Start of Raw records

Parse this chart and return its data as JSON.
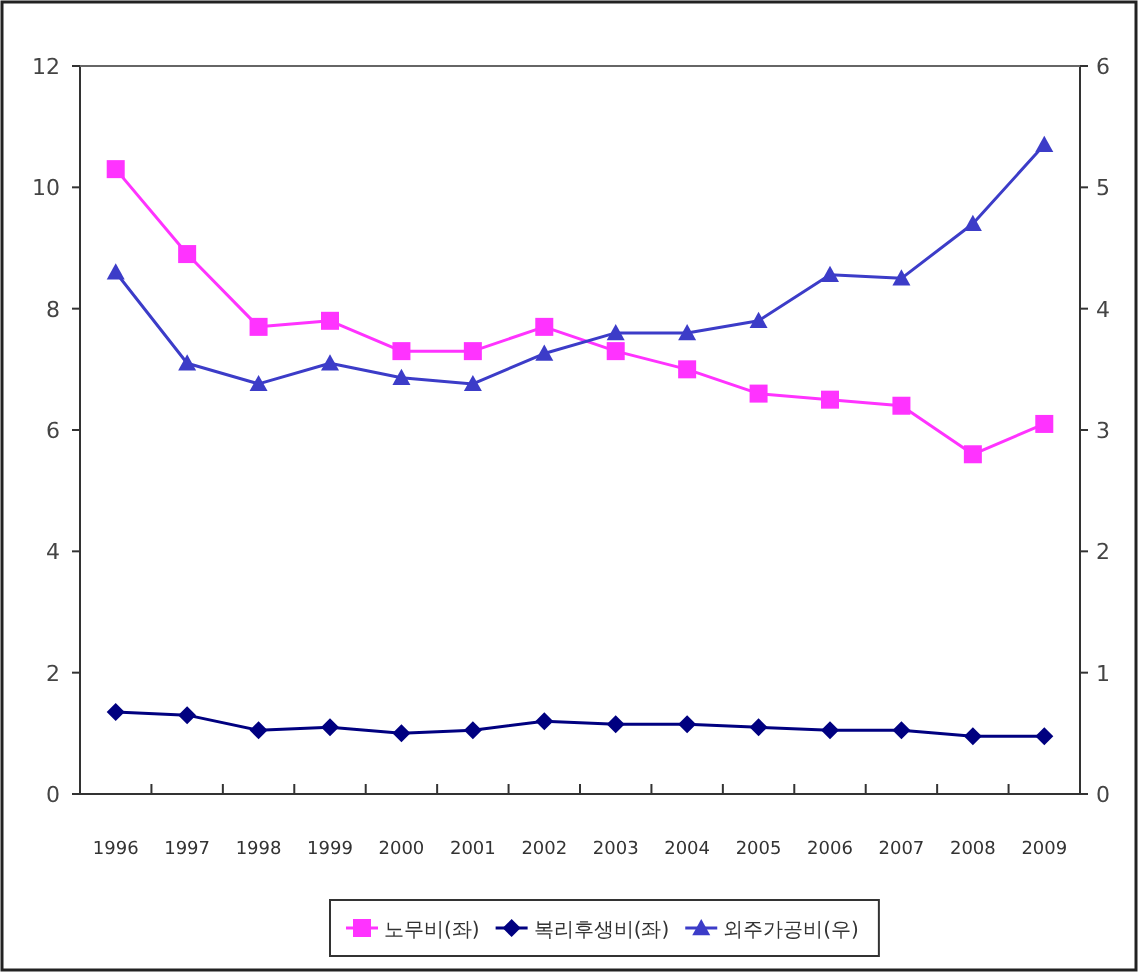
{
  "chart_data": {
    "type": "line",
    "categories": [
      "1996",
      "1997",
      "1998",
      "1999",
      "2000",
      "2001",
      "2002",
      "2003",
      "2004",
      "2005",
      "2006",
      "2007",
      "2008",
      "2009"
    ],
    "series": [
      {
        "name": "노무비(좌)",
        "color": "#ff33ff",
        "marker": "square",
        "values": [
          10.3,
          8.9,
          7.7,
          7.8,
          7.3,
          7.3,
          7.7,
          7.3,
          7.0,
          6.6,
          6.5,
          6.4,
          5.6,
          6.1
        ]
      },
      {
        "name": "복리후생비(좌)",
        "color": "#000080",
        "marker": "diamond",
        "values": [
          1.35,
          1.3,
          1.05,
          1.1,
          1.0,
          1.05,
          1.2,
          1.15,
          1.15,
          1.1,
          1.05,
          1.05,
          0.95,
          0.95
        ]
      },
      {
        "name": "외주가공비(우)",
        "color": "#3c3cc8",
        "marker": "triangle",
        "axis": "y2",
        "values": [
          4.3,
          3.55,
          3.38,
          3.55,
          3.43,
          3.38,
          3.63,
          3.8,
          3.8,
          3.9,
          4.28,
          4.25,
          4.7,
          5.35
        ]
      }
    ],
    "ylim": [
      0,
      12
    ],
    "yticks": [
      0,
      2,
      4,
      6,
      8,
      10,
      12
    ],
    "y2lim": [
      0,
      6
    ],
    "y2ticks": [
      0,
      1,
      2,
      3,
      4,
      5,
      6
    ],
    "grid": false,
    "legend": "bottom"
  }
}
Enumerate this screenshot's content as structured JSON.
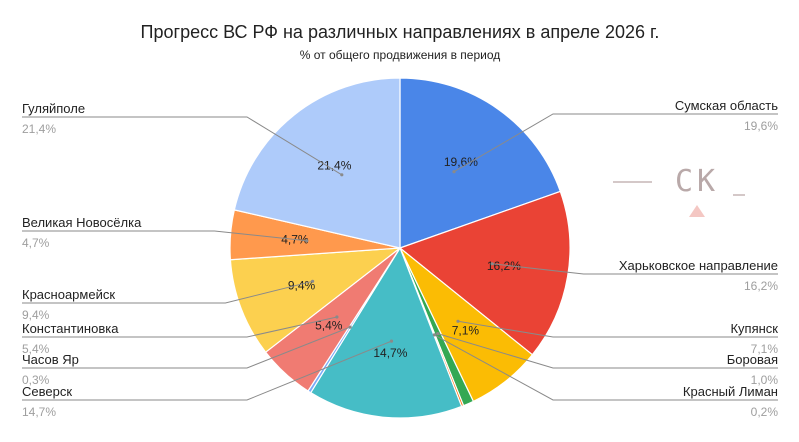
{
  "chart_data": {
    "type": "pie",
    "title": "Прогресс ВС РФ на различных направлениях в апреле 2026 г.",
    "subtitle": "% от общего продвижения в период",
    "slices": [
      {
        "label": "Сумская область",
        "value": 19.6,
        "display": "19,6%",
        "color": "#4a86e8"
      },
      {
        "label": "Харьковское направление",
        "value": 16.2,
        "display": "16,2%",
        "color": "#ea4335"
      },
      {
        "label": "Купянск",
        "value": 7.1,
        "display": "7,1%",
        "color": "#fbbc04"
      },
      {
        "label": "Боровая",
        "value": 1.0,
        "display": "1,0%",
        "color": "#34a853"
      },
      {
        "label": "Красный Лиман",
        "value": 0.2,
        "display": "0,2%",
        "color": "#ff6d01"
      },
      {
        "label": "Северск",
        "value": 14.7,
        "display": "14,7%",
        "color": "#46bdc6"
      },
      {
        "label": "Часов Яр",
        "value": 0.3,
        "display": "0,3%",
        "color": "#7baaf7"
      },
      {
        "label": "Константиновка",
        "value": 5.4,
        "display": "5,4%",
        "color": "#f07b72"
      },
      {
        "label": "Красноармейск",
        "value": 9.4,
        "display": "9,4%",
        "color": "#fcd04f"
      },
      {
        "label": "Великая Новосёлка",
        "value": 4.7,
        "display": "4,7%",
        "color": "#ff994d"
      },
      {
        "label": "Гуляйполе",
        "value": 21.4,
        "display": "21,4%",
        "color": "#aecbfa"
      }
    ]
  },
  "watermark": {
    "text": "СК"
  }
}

End of Raw records

**To be done**:
Send back the data above word for word, with the pictures left out.

**Exercise result**:
Parse this chart and return its data as JSON.
{
  "chart_data": {
    "type": "line",
    "categories": [
      "1996",
      "1997",
      "1998",
      "1999",
      "2000",
      "2001",
      "2002",
      "2003",
      "2004",
      "2005",
      "2006",
      "2007",
      "2008",
      "2009"
    ],
    "series": [
      {
        "name": "노무비(좌)",
        "color": "#ff33ff",
        "marker": "square",
        "values": [
          10.3,
          8.9,
          7.7,
          7.8,
          7.3,
          7.3,
          7.7,
          7.3,
          7.0,
          6.6,
          6.5,
          6.4,
          5.6,
          6.1
        ]
      },
      {
        "name": "복리후생비(좌)",
        "color": "#000080",
        "marker": "diamond",
        "values": [
          1.35,
          1.3,
          1.05,
          1.1,
          1.0,
          1.05,
          1.2,
          1.15,
          1.15,
          1.1,
          1.05,
          1.05,
          0.95,
          0.95
        ]
      },
      {
        "name": "외주가공비(우)",
        "color": "#3c3cc8",
        "marker": "triangle",
        "axis": "y2",
        "values": [
          4.3,
          3.55,
          3.38,
          3.55,
          3.43,
          3.38,
          3.63,
          3.8,
          3.8,
          3.9,
          4.28,
          4.25,
          4.7,
          5.35
        ]
      }
    ],
    "ylim": [
      0,
      12
    ],
    "yticks": [
      0,
      2,
      4,
      6,
      8,
      10,
      12
    ],
    "y2lim": [
      0,
      6
    ],
    "y2ticks": [
      0,
      1,
      2,
      3,
      4,
      5,
      6
    ],
    "grid": false,
    "legend": "bottom"
  }
}
Enumerate this screenshot's content as structured JSON.
{
  "chart_data": {
    "type": "pie",
    "title": "Прогресс ВС РФ на различных направлениях в апреле 2026 г.",
    "subtitle": "% от общего продвижения в период",
    "slices": [
      {
        "label": "Сумская область",
        "value": 19.6,
        "display": "19,6%",
        "color": "#4a86e8"
      },
      {
        "label": "Харьковское направление",
        "value": 16.2,
        "display": "16,2%",
        "color": "#ea4335"
      },
      {
        "label": "Купянск",
        "value": 7.1,
        "display": "7,1%",
        "color": "#fbbc04"
      },
      {
        "label": "Боровая",
        "value": 1.0,
        "display": "1,0%",
        "color": "#34a853"
      },
      {
        "label": "Красный Лиман",
        "value": 0.2,
        "display": "0,2%",
        "color": "#ff6d01"
      },
      {
        "label": "Северск",
        "value": 14.7,
        "display": "14,7%",
        "color": "#46bdc6"
      },
      {
        "label": "Часов Яр",
        "value": 0.3,
        "display": "0,3%",
        "color": "#7baaf7"
      },
      {
        "label": "Константиновка",
        "value": 5.4,
        "display": "5,4%",
        "color": "#f07b72"
      },
      {
        "label": "Красноармейск",
        "value": 9.4,
        "display": "9,4%",
        "color": "#fcd04f"
      },
      {
        "label": "Великая Новосёлка",
        "value": 4.7,
        "display": "4,7%",
        "color": "#ff994d"
      },
      {
        "label": "Гуляйполе",
        "value": 21.4,
        "display": "21,4%",
        "color": "#aecbfa"
      }
    ]
  },
  "watermark": {
    "text": "СК"
  }
}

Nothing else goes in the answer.